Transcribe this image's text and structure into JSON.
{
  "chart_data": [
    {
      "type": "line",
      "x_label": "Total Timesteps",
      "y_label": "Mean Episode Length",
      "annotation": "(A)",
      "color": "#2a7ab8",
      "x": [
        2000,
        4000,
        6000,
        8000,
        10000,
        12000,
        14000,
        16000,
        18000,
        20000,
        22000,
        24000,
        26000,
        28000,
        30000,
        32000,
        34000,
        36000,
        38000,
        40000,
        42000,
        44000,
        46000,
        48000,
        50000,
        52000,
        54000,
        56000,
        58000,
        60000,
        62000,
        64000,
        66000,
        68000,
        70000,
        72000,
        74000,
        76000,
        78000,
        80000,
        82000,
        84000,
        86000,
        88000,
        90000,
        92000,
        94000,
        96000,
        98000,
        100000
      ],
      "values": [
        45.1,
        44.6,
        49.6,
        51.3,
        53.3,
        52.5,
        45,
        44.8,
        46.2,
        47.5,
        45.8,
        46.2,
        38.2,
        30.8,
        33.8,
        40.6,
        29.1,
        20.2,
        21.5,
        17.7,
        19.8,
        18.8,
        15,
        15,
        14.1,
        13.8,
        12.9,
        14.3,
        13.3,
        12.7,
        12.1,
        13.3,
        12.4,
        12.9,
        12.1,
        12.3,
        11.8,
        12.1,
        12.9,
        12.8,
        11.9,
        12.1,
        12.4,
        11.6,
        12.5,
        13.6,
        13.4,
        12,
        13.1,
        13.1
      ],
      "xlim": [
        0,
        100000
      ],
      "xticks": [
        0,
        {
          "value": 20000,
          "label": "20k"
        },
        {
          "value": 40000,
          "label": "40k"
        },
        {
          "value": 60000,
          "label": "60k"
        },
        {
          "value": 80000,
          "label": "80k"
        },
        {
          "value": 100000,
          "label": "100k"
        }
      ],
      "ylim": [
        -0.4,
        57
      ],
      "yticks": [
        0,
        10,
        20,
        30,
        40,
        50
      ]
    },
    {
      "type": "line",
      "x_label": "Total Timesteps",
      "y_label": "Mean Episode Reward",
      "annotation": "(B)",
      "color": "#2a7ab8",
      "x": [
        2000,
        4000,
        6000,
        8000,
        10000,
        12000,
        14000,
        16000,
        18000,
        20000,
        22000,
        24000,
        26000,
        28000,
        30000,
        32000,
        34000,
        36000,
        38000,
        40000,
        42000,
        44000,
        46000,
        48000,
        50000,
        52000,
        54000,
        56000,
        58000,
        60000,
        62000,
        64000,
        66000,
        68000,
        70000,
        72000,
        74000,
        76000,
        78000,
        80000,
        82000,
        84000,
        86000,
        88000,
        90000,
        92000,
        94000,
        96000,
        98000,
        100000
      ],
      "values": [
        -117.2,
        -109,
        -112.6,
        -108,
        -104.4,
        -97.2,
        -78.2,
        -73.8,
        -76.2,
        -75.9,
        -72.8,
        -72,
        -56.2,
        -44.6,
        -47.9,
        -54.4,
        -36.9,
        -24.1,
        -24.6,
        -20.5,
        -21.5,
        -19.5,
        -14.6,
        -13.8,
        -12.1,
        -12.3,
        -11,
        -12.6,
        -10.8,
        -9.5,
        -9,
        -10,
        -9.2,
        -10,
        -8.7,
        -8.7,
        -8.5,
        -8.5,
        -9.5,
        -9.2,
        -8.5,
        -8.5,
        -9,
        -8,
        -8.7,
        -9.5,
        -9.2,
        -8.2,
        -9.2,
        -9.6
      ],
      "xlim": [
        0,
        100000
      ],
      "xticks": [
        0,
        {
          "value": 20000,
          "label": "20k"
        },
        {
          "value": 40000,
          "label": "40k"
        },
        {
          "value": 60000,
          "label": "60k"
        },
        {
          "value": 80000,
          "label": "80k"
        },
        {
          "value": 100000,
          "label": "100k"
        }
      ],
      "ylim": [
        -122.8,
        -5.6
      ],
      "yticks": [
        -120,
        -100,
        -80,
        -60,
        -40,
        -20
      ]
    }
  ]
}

-.-.-

**WORK REQUIRED**
Copy every line of the records above that holds the word "Episode".

**COMPLETED TASK**
      "y_label": "Mean Episode Length",
      "y_label": "Mean Episode Reward",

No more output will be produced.